:: Supplied material ::

-- -- --

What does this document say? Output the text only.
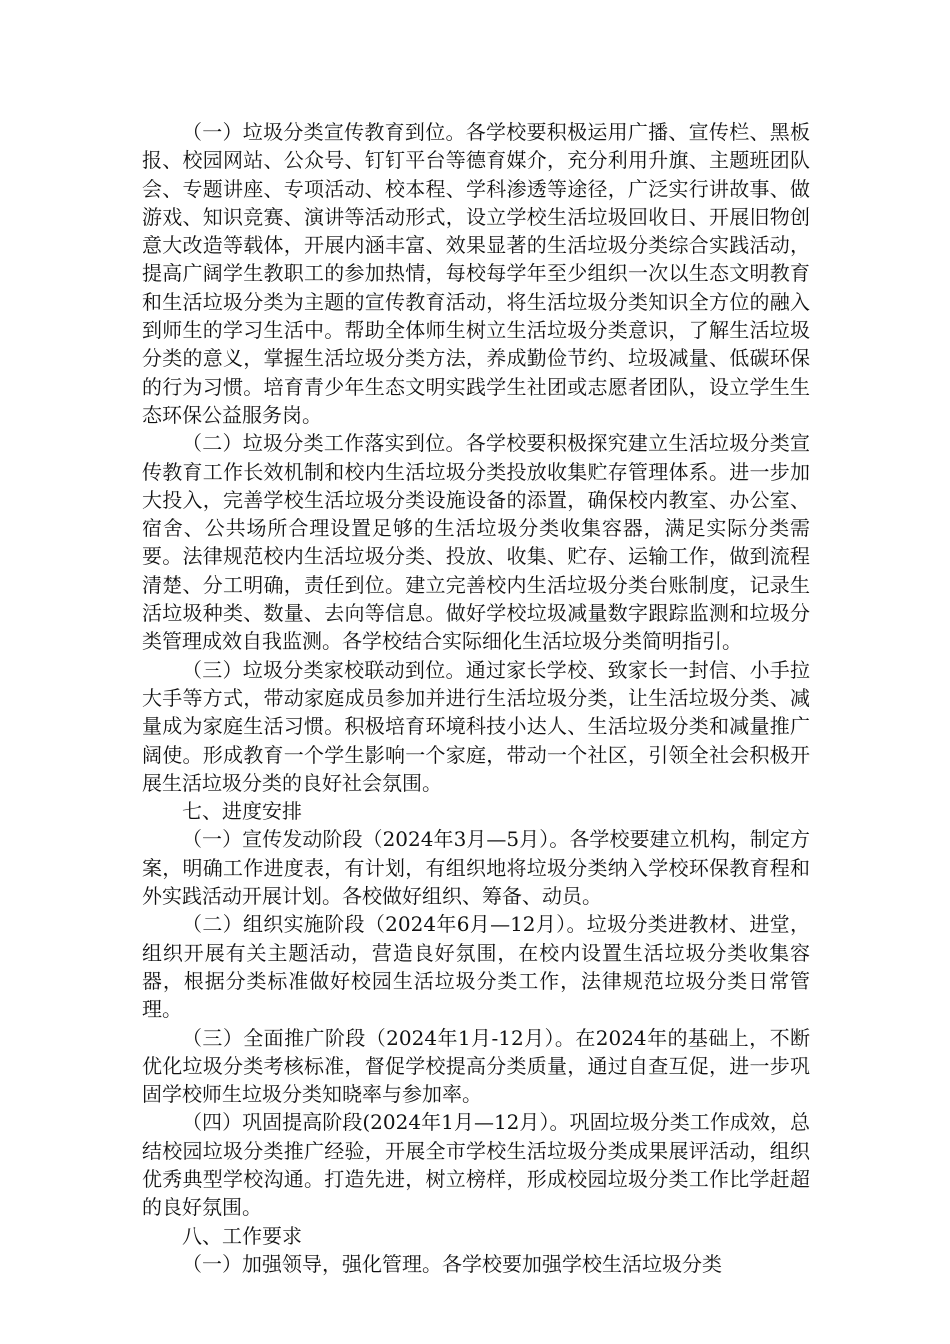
（一）垃圾分类宣传教育到位。各学校要积极运用广播、宣传栏、黑板报、校园网站、公众号、钉钉平台等德育媒介，充分利用升旗、主题班团队会、专题讲座、专项活动、校本程、学科渗透等途径，广泛实行讲故事、做游戏、知识竞赛、演讲等活动形式，设立学校生活垃圾回收日、开展旧物创意大改造等载体，开展内涵丰富、效果显著的生活垃圾分类综合实践活动，提高广阔学生教职工的参加热情，每校每学年至少组织一次以生态文明教育和生活垃圾分类为主题的宣传教育活动，将生活垃圾分类知识全方位的融入到师生的学习生活中。帮助全体师生树立生活垃圾分类意识，了解生活垃圾分类的意义，掌握生活垃圾分类方法，养成勤俭节约、垃圾减量、低碳环保的行为习惯。培育青少年生态文明实践学生社团或志愿者团队，设立学生生态环保公益服务岗。

（二）垃圾分类工作落实到位。各学校要积极探究建立生活垃圾分类宣传教育工作长效机制和校内生活垃圾分类投放收集贮存管理体系。进一步加大投入，完善学校生活垃圾分类设施设备的添置，确保校内教室、办公室、宿舍、公共场所合理设置足够的生活垃圾分类收集容器，满足实际分类需要。法律规范校内生活垃圾分类、投放、收集、贮存、运输工作，做到流程清楚、分工明确，责任到位。建立完善校内生活垃圾分类台账制度，记录生活垃圾种类、数量、去向等信息。做好学校垃圾减量数字跟踪监测和垃圾分类管理成效自我监测。各学校结合实际细化生活垃圾分类简明指引。

（三）垃圾分类家校联动到位。通过家长学校、致家长一封信、小手拉大手等方式，带动家庭成员参加并进行生活垃圾分类，让生活垃圾分类、减量成为家庭生活习惯。积极培育环境科技小达人、生活垃圾分类和减量推广阔使。形成教育一个学生影响一个家庭，带动一个社区，引领全社会积极开展生活垃圾分类的良好社会氛围。

七、进度安排

（一）宣传发动阶段（2024年3月—5月）。各学校要建立机构，制定方案，明确工作进度表，有计划，有组织地将垃圾分类纳入学校环保教育程和外实践活动开展计划。各校做好组织、筹备、动员。

（二）组织实施阶段（2024年6月—12月）。垃圾分类进教材、进堂，组织开展有关主题活动，营造良好氛围，在校内设置生活垃圾分类收集容器，根据分类标准做好校园生活垃圾分类工作，法律规范垃圾分类日常管理。

（三）全面推广阶段（2024年1月-12月）。在2024年的基础上，不断优化垃圾分类考核标准，督促学校提高分类质量，通过自查互促，进一步巩固学校师生垃圾分类知晓率与参加率。

（四）巩固提高阶段(2024年1月—12月）。巩固垃圾分类工作成效，总结校园垃圾分类推广经验，开展全市学校生活垃圾分类成果展评活动，组织优秀典型学校沟通。打造先进，树立榜样，形成校园垃圾分类工作比学赶超的良好氛围。

八、工作要求

（一）加强领导，强化管理。各学校要加强学校生活垃圾分类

-- -- --

:: The task ::
Return to the listing above and set it down exactly, leaving out its pictures.

:: Result of this task ::
What does this document say? Output the text only.
（一）垃圾分类宣传教育到位。各学校要积极运用广播、宣传栏、黑板报、校园网站、公众号、钉钉平台等德育媒介，充分利用升旗、主题班团队会、专题讲座、专项活动、校本程、学科渗透等途径，广泛实行讲故事、做游戏、知识竞赛、演讲等活动形式，设立学校生活垃圾回收日、开展旧物创意大改造等载体，开展内涵丰富、效果显著的生活垃圾分类综合实践活动，提高广阔学生教职工的参加热情，每校每学年至少组织一次以生态文明教育和生活垃圾分类为主题的宣传教育活动，将生活垃圾分类知识全方位的融入到师生的学习生活中。帮助全体师生树立生活垃圾分类意识，了解生活垃圾分类的意义，掌握生活垃圾分类方法，养成勤俭节约、垃圾减量、低碳环保的行为习惯。培育青少年生态文明实践学生社团或志愿者团队，设立学生生态环保公益服务岗。

（二）垃圾分类工作落实到位。各学校要积极探究建立生活垃圾分类宣传教育工作长效机制和校内生活垃圾分类投放收集贮存管理体系。进一步加大投入，完善学校生活垃圾分类设施设备的添置，确保校内教室、办公室、宿舍、公共场所合理设置足够的生活垃圾分类收集容器，满足实际分类需要。法律规范校内生活垃圾分类、投放、收集、贮存、运输工作，做到流程清楚、分工明确，责任到位。建立完善校内生活垃圾分类台账制度，记录生活垃圾种类、数量、去向等信息。做好学校垃圾减量数字跟踪监测和垃圾分类管理成效自我监测。各学校结合实际细化生活垃圾分类简明指引。

（三）垃圾分类家校联动到位。通过家长学校、致家长一封信、小手拉大手等方式，带动家庭成员参加并进行生活垃圾分类，让生活垃圾分类、减量成为家庭生活习惯。积极培育环境科技小达人、生活垃圾分类和减量推广阔使。形成教育一个学生影响一个家庭，带动一个社区，引领全社会积极开展生活垃圾分类的良好社会氛围。

七、进度安排

（一）宣传发动阶段（2024年3月—5月）。各学校要建立机构，制定方案，明确工作进度表，有计划，有组织地将垃圾分类纳入学校环保教育程和外实践活动开展计划。各校做好组织、筹备、动员。

（二）组织实施阶段（2024年6月—12月）。垃圾分类进教材、进堂，组织开展有关主题活动，营造良好氛围，在校内设置生活垃圾分类收集容器，根据分类标准做好校园生活垃圾分类工作，法律规范垃圾分类日常管理。

（三）全面推广阶段（2024年1月-12月）。在2024年的基础上，不断优化垃圾分类考核标准，督促学校提高分类质量，通过自查互促，进一步巩固学校师生垃圾分类知晓率与参加率。

（四）巩固提高阶段(2024年1月—12月）。巩固垃圾分类工作成效，总结校园垃圾分类推广经验，开展全市学校生活垃圾分类成果展评活动，组织优秀典型学校沟通。打造先进，树立榜样，形成校园垃圾分类工作比学赶超的良好氛围。

八、工作要求

（一）加强领导，强化管理。各学校要加强学校生活垃圾分类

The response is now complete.